Start of RECORDS PROVIDED

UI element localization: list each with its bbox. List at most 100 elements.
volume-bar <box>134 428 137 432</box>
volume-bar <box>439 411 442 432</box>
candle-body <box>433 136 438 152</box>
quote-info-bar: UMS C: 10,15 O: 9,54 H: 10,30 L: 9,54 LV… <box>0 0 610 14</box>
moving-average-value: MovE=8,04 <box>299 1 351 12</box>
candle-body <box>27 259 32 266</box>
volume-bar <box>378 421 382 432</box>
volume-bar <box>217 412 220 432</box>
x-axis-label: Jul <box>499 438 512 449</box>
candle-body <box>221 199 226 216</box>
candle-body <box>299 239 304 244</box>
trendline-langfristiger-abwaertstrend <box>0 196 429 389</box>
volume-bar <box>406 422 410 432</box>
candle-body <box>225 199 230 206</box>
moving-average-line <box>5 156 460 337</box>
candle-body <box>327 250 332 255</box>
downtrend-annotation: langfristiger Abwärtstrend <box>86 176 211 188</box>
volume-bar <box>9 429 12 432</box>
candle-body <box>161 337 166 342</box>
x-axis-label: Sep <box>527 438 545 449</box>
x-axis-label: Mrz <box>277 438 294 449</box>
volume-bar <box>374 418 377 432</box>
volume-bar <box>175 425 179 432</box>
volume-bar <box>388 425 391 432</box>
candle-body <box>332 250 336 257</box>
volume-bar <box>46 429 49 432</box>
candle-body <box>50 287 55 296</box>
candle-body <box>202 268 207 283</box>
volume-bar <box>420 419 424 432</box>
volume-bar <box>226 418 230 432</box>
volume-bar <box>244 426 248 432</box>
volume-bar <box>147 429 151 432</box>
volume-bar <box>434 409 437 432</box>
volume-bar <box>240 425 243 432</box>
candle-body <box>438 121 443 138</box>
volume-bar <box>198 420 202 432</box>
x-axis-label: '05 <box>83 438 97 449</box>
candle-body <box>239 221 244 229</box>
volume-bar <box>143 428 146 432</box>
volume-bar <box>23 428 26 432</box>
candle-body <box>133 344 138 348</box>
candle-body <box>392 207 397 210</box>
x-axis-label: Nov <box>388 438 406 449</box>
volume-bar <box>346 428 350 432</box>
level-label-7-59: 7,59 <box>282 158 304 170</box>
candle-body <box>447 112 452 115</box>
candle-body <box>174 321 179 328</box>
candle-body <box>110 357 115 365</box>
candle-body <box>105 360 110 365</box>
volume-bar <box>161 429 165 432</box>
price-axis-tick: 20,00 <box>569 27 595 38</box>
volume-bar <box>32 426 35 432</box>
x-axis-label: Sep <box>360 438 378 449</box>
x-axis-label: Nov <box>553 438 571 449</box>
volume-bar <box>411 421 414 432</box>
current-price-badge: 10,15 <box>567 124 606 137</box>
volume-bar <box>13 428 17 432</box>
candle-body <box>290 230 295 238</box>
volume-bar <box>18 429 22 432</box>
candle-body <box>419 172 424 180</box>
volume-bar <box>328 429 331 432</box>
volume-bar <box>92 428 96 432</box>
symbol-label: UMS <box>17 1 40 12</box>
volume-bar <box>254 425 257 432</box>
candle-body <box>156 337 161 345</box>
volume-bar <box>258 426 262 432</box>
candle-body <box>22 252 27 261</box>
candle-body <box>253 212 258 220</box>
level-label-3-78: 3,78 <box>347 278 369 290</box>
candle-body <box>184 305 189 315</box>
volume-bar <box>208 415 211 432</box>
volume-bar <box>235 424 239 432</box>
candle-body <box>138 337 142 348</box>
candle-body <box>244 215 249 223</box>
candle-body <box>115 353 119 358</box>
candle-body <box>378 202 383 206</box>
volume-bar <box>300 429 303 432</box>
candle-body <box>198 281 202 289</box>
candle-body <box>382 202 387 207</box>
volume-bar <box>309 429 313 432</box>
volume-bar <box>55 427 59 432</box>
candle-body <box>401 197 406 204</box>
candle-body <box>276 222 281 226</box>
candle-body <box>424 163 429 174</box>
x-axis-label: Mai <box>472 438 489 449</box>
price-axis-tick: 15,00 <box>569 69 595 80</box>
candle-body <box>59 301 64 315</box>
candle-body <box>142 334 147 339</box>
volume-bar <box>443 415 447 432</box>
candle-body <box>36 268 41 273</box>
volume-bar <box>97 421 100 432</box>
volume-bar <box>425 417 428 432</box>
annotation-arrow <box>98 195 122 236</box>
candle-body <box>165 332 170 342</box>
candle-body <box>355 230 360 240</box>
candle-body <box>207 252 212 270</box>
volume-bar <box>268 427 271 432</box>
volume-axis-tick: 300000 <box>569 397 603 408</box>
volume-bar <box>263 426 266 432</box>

End of RECORDS PROVIDED

Copy all of the rows above, replacing "volume-bar" with "volume-column" and keeping everything else the same.

THE RESULT →
UI element localization: list each with its bbox. List at most 100 elements.
volume-column <box>134 428 137 432</box>
volume-column <box>439 411 442 432</box>
candle-body <box>433 136 438 152</box>
quote-info-bar: UMS C: 10,15 O: 9,54 H: 10,30 L: 9,54 LV… <box>0 0 610 14</box>
moving-average-value: MovE=8,04 <box>299 1 351 12</box>
candle-body <box>27 259 32 266</box>
volume-column <box>378 421 382 432</box>
volume-column <box>217 412 220 432</box>
x-axis-label: Jul <box>499 438 512 449</box>
candle-body <box>221 199 226 216</box>
candle-body <box>299 239 304 244</box>
trendline-langfristiger-abwaertstrend <box>0 196 429 389</box>
volume-column <box>406 422 410 432</box>
candle-body <box>225 199 230 206</box>
moving-average-line <box>5 156 460 337</box>
candle-body <box>327 250 332 255</box>
downtrend-annotation: langfristiger Abwärtstrend <box>86 176 211 188</box>
volume-column <box>9 429 12 432</box>
candle-body <box>161 337 166 342</box>
x-axis-label: Sep <box>527 438 545 449</box>
x-axis-label: Mrz <box>277 438 294 449</box>
volume-column <box>374 418 377 432</box>
volume-column <box>175 425 179 432</box>
volume-column <box>388 425 391 432</box>
candle-body <box>332 250 336 257</box>
volume-column <box>46 429 49 432</box>
candle-body <box>50 287 55 296</box>
candle-body <box>202 268 207 283</box>
volume-column <box>420 419 424 432</box>
volume-column <box>226 418 230 432</box>
volume-column <box>244 426 248 432</box>
volume-column <box>147 429 151 432</box>
volume-column <box>434 409 437 432</box>
volume-column <box>240 425 243 432</box>
candle-body <box>438 121 443 138</box>
volume-column <box>198 420 202 432</box>
x-axis-label: '05 <box>83 438 97 449</box>
candle-body <box>239 221 244 229</box>
volume-column <box>143 428 146 432</box>
volume-column <box>23 428 26 432</box>
candle-body <box>133 344 138 348</box>
candle-body <box>392 207 397 210</box>
x-axis-label: Nov <box>388 438 406 449</box>
volume-column <box>346 428 350 432</box>
level-label-7-59: 7,59 <box>282 158 304 170</box>
candle-body <box>447 112 452 115</box>
candle-body <box>174 321 179 328</box>
candle-body <box>110 357 115 365</box>
candle-body <box>105 360 110 365</box>
volume-column <box>161 429 165 432</box>
price-axis-tick: 20,00 <box>569 27 595 38</box>
volume-column <box>32 426 35 432</box>
x-axis-label: Sep <box>360 438 378 449</box>
x-axis-label: Nov <box>553 438 571 449</box>
volume-column <box>411 421 414 432</box>
current-price-badge: 10,15 <box>567 124 606 137</box>
volume-column <box>13 428 17 432</box>
candle-body <box>290 230 295 238</box>
volume-column <box>18 429 22 432</box>
candle-body <box>419 172 424 180</box>
volume-column <box>328 429 331 432</box>
volume-column <box>92 428 96 432</box>
symbol-label: UMS <box>17 1 40 12</box>
volume-column <box>254 425 257 432</box>
candle-body <box>156 337 161 345</box>
volume-column <box>258 426 262 432</box>
candle-body <box>22 252 27 261</box>
candle-body <box>253 212 258 220</box>
level-label-3-78: 3,78 <box>347 278 369 290</box>
candle-body <box>184 305 189 315</box>
volume-column <box>208 415 211 432</box>
volume-column <box>235 424 239 432</box>
candle-body <box>138 337 142 348</box>
candle-body <box>244 215 249 223</box>
candle-body <box>115 353 119 358</box>
candle-body <box>378 202 383 206</box>
volume-column <box>300 429 303 432</box>
candle-body <box>198 281 202 289</box>
candle-body <box>382 202 387 207</box>
volume-column <box>309 429 313 432</box>
volume-column <box>55 427 59 432</box>
candle-body <box>401 197 406 204</box>
candle-body <box>276 222 281 226</box>
candle-body <box>424 163 429 174</box>
x-axis-label: Mai <box>472 438 489 449</box>
price-axis-tick: 15,00 <box>569 69 595 80</box>
candle-body <box>59 301 64 315</box>
candle-body <box>142 334 147 339</box>
volume-column <box>443 415 447 432</box>
candle-body <box>36 268 41 273</box>
volume-column <box>97 421 100 432</box>
volume-column <box>425 417 428 432</box>
annotation-arrow <box>98 195 122 236</box>
candle-body <box>165 332 170 342</box>
candle-body <box>355 230 360 240</box>
candle-body <box>207 252 212 270</box>
volume-column <box>268 427 271 432</box>
volume-axis-tick: 300000 <box>569 397 603 408</box>
volume-column <box>263 426 266 432</box>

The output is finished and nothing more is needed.